PROVIDED INFORMATION:
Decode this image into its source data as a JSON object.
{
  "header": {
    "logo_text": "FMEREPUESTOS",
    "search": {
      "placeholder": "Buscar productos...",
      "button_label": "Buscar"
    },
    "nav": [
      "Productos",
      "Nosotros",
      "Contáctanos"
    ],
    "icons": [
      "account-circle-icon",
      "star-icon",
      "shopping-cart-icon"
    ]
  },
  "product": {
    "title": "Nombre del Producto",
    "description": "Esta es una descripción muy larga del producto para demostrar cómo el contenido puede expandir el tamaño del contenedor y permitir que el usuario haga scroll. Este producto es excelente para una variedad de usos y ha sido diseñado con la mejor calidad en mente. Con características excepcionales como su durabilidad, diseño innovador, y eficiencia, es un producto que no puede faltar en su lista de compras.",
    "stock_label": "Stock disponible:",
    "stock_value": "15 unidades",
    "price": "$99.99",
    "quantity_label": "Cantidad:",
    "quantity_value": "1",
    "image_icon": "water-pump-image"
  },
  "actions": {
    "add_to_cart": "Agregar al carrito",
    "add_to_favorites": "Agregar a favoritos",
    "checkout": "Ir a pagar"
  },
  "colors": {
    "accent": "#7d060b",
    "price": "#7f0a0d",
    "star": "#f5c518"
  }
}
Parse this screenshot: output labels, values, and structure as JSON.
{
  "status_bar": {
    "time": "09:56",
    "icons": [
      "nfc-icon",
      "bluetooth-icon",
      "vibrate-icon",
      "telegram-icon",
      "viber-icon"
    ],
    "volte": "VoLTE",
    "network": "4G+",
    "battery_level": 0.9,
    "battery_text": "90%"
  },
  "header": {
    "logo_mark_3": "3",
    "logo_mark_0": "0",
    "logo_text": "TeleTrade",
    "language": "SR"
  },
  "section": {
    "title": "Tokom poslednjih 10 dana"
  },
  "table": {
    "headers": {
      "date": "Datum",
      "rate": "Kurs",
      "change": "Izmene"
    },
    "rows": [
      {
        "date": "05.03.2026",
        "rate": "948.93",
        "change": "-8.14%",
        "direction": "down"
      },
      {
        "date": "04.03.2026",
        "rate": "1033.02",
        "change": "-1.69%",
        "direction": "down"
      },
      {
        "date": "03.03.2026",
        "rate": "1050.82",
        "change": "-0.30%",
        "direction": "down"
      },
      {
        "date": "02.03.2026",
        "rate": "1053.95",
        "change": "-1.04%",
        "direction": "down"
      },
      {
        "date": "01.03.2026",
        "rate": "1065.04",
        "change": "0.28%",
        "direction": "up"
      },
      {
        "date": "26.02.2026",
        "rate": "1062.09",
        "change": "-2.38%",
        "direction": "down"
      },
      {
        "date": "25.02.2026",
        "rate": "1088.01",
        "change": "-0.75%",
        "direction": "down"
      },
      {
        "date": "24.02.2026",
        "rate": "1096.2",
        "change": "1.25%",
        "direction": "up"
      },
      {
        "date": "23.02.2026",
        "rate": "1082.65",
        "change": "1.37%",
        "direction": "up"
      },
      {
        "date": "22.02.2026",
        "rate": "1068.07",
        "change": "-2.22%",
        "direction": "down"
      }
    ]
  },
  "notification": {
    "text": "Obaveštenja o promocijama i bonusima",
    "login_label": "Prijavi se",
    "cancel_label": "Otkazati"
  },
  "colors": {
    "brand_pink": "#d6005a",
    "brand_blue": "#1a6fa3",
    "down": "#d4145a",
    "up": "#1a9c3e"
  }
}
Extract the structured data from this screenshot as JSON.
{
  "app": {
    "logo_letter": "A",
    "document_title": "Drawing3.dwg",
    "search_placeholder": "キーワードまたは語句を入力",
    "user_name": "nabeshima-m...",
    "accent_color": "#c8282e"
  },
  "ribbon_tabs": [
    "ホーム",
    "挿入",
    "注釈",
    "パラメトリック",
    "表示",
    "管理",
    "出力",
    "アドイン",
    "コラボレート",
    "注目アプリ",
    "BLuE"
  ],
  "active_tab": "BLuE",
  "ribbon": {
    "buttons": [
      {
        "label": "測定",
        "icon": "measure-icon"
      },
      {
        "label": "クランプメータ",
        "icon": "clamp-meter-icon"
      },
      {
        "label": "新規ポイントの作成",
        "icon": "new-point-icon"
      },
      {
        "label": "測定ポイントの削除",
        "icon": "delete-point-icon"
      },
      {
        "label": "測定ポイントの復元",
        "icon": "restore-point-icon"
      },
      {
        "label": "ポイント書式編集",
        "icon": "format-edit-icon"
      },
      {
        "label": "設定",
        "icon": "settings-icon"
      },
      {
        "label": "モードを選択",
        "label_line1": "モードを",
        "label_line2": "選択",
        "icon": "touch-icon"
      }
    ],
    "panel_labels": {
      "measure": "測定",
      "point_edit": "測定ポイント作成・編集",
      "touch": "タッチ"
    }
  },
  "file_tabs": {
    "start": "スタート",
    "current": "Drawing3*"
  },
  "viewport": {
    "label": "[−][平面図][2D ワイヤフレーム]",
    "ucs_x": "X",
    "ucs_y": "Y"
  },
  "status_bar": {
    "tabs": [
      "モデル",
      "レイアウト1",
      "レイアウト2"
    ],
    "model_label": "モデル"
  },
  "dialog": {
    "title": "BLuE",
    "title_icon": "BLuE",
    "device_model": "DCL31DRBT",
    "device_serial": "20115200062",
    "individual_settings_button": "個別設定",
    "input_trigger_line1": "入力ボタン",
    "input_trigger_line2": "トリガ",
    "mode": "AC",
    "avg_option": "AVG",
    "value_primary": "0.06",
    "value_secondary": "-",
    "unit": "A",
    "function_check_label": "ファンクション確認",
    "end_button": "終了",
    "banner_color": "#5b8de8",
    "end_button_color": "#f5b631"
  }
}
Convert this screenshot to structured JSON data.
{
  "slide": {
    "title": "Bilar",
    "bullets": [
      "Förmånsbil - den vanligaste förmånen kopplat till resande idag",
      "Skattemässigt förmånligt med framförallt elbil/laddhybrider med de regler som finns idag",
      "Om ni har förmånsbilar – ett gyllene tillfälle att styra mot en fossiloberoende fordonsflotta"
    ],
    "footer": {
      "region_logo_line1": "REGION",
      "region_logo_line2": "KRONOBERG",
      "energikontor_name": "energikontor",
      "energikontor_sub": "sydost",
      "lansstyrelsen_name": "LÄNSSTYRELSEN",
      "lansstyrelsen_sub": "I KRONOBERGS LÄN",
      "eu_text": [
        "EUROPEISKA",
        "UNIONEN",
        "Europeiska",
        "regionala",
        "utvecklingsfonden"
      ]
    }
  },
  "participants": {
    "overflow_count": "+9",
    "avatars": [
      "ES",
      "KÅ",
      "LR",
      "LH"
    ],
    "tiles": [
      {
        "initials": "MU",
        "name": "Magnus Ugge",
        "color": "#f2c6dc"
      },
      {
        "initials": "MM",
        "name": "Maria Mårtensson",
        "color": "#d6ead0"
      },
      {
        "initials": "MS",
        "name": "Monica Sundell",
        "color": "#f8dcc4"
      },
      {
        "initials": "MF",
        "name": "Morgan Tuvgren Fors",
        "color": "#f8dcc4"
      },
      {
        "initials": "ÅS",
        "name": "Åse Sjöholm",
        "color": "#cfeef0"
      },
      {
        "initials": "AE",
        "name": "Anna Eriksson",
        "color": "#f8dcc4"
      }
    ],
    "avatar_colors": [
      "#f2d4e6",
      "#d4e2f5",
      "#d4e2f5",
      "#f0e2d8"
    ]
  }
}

PROBLEM TO WORK ON: Retype all of the data shown above, word for word.

THE RESPONSE:
Decode this image into its source data as a JSON object.
{
  "header": {
    "logo_text": "FMEREPUESTOS",
    "search": {
      "placeholder": "Buscar productos...",
      "button_label": "Buscar"
    },
    "nav": [
      "Productos",
      "Nosotros",
      "Contáctanos"
    ],
    "icons": [
      "account-circle-icon",
      "star-icon",
      "shopping-cart-icon"
    ]
  },
  "product": {
    "title": "Nombre del Producto",
    "description": "Esta es una descripción muy larga del producto para demostrar cómo el contenido puede expandir el tamaño del contenedor y permitir que el usuario haga scroll. Este producto es excelente para una variedad de usos y ha sido diseñado con la mejor calidad en mente. Con características excepcionales como su durabilidad, diseño innovador, y eficiencia, es un producto que no puede faltar en su lista de compras.",
    "stock_label": "Stock disponible:",
    "stock_value": "15 unidades",
    "price": "$99.99",
    "quantity_label": "Cantidad:",
    "quantity_value": "1",
    "image_icon": "water-pump-image"
  },
  "actions": {
    "add_to_cart": "Agregar al carrito",
    "add_to_favorites": "Agregar a favoritos",
    "checkout": "Ir a pagar"
  },
  "colors": {
    "accent": "#7d060b",
    "price": "#7f0a0d",
    "star": "#f5c518"
  }
}
Parse this screenshot: output labels, values, and structure as JSON.
{
  "status_bar": {
    "time": "09:56",
    "icons": [
      "nfc-icon",
      "bluetooth-icon",
      "vibrate-icon",
      "telegram-icon",
      "viber-icon"
    ],
    "volte": "VoLTE",
    "network": "4G+",
    "battery_level": 0.9,
    "battery_text": "90%"
  },
  "header": {
    "logo_mark_3": "3",
    "logo_mark_0": "0",
    "logo_text": "TeleTrade",
    "language": "SR"
  },
  "section": {
    "title": "Tokom poslednjih 10 dana"
  },
  "table": {
    "headers": {
      "date": "Datum",
      "rate": "Kurs",
      "change": "Izmene"
    },
    "rows": [
      {
        "date": "05.03.2026",
        "rate": "948.93",
        "change": "-8.14%",
        "direction": "down"
      },
      {
        "date": "04.03.2026",
        "rate": "1033.02",
        "change": "-1.69%",
        "direction": "down"
      },
      {
        "date": "03.03.2026",
        "rate": "1050.82",
        "change": "-0.30%",
        "direction": "down"
      },
      {
        "date": "02.03.2026",
        "rate": "1053.95",
        "change": "-1.04%",
        "direction": "down"
      },
      {
        "date": "01.03.2026",
        "rate": "1065.04",
        "change": "0.28%",
        "direction": "up"
      },
      {
        "date": "26.02.2026",
        "rate": "1062.09",
        "change": "-2.38%",
        "direction": "down"
      },
      {
        "date": "25.02.2026",
        "rate": "1088.01",
        "change": "-0.75%",
        "direction": "down"
      },
      {
        "date": "24.02.2026",
        "rate": "1096.2",
        "change": "1.25%",
        "direction": "up"
      },
      {
        "date": "23.02.2026",
        "rate": "1082.65",
        "change": "1.37%",
        "direction": "up"
      },
      {
        "date": "22.02.2026",
        "rate": "1068.07",
        "change": "-2.22%",
        "direction": "down"
      }
    ]
  },
  "notification": {
    "text": "Obaveštenja o promocijama i bonusima",
    "login_label": "Prijavi se",
    "cancel_label": "Otkazati"
  },
  "colors": {
    "brand_pink": "#d6005a",
    "brand_blue": "#1a6fa3",
    "down": "#d4145a",
    "up": "#1a9c3e"
  }
}
Extract the structured data from this screenshot as JSON.
{
  "app": {
    "logo_letter": "A",
    "document_title": "Drawing3.dwg",
    "search_placeholder": "キーワードまたは語句を入力",
    "user_name": "nabeshima-m...",
    "accent_color": "#c8282e"
  },
  "ribbon_tabs": [
    "ホーム",
    "挿入",
    "注釈",
    "パラメトリック",
    "表示",
    "管理",
    "出力",
    "アドイン",
    "コラボレート",
    "注目アプリ",
    "BLuE"
  ],
  "active_tab": "BLuE",
  "ribbon": {
    "buttons": [
      {
        "label": "測定",
        "icon": "measure-icon"
      },
      {
        "label": "クランプメータ",
        "icon": "clamp-meter-icon"
      },
      {
        "label": "新規ポイントの作成",
        "icon": "new-point-icon"
      },
      {
        "label": "測定ポイントの削除",
        "icon": "delete-point-icon"
      },
      {
        "label": "測定ポイントの復元",
        "icon": "restore-point-icon"
      },
      {
        "label": "ポイント書式編集",
        "icon": "format-edit-icon"
      },
      {
        "label": "設定",
        "icon": "settings-icon"
      },
      {
        "label": "モードを選択",
        "label_line1": "モードを",
        "label_line2": "選択",
        "icon": "touch-icon"
      }
    ],
    "panel_labels": {
      "measure": "測定",
      "point_edit": "測定ポイント作成・編集",
      "touch": "タッチ"
    }
  },
  "file_tabs": {
    "start": "スタート",
    "current": "Drawing3*"
  },
  "viewport": {
    "label": "[−][平面図][2D ワイヤフレーム]",
    "ucs_x": "X",
    "ucs_y": "Y"
  },
  "status_bar": {
    "tabs": [
      "モデル",
      "レイアウト1",
      "レイアウト2"
    ],
    "model_label": "モデル"
  },
  "dialog": {
    "title": "BLuE",
    "title_icon": "BLuE",
    "device_model": "DCL31DRBT",
    "device_serial": "20115200062",
    "individual_settings_button": "個別設定",
    "input_trigger_line1": "入力ボタン",
    "input_trigger_line2": "トリガ",
    "mode": "AC",
    "avg_option": "AVG",
    "value_primary": "0.06",
    "value_secondary": "-",
    "unit": "A",
    "function_check_label": "ファンクション確認",
    "end_button": "終了",
    "banner_color": "#5b8de8",
    "end_button_color": "#f5b631"
  }
}
Convert this screenshot to structured JSON data.
{
  "slide": {
    "title": "Bilar",
    "bullets": [
      "Förmånsbil - den vanligaste förmånen kopplat till resande idag",
      "Skattemässigt förmånligt med framförallt elbil/laddhybrider med de regler som finns idag",
      "Om ni har förmånsbilar – ett gyllene tillfälle att styra mot en fossiloberoende fordonsflotta"
    ],
    "footer": {
      "region_logo_line1": "REGION",
      "region_logo_line2": "KRONOBERG",
      "energikontor_name": "energikontor",
      "energikontor_sub": "sydost",
      "lansstyrelsen_name": "LÄNSSTYRELSEN",
      "lansstyrelsen_sub": "I KRONOBERGS LÄN",
      "eu_text": [
        "EUROPEISKA",
        "UNIONEN",
        "Europeiska",
        "regionala",
        "utvecklingsfonden"
      ]
    }
  },
  "participants": {
    "overflow_count": "+9",
    "avatars": [
      "ES",
      "KÅ",
      "LR",
      "LH"
    ],
    "tiles": [
      {
        "initials": "MU",
        "name": "Magnus Ugge",
        "color": "#f2c6dc"
      },
      {
        "initials": "MM",
        "name": "Maria Mårtensson",
        "color": "#d6ead0"
      },
      {
        "initials": "MS",
        "name": "Monica Sundell",
        "color": "#f8dcc4"
      },
      {
        "initials": "MF",
        "name": "Morgan Tuvgren Fors",
        "color": "#f8dcc4"
      },
      {
        "initials": "ÅS",
        "name": "Åse Sjöholm",
        "color": "#cfeef0"
      },
      {
        "initials": "AE",
        "name": "Anna Eriksson",
        "color": "#f8dcc4"
      }
    ],
    "avatar_colors": [
      "#f2d4e6",
      "#d4e2f5",
      "#d4e2f5",
      "#f0e2d8"
    ]
  }
}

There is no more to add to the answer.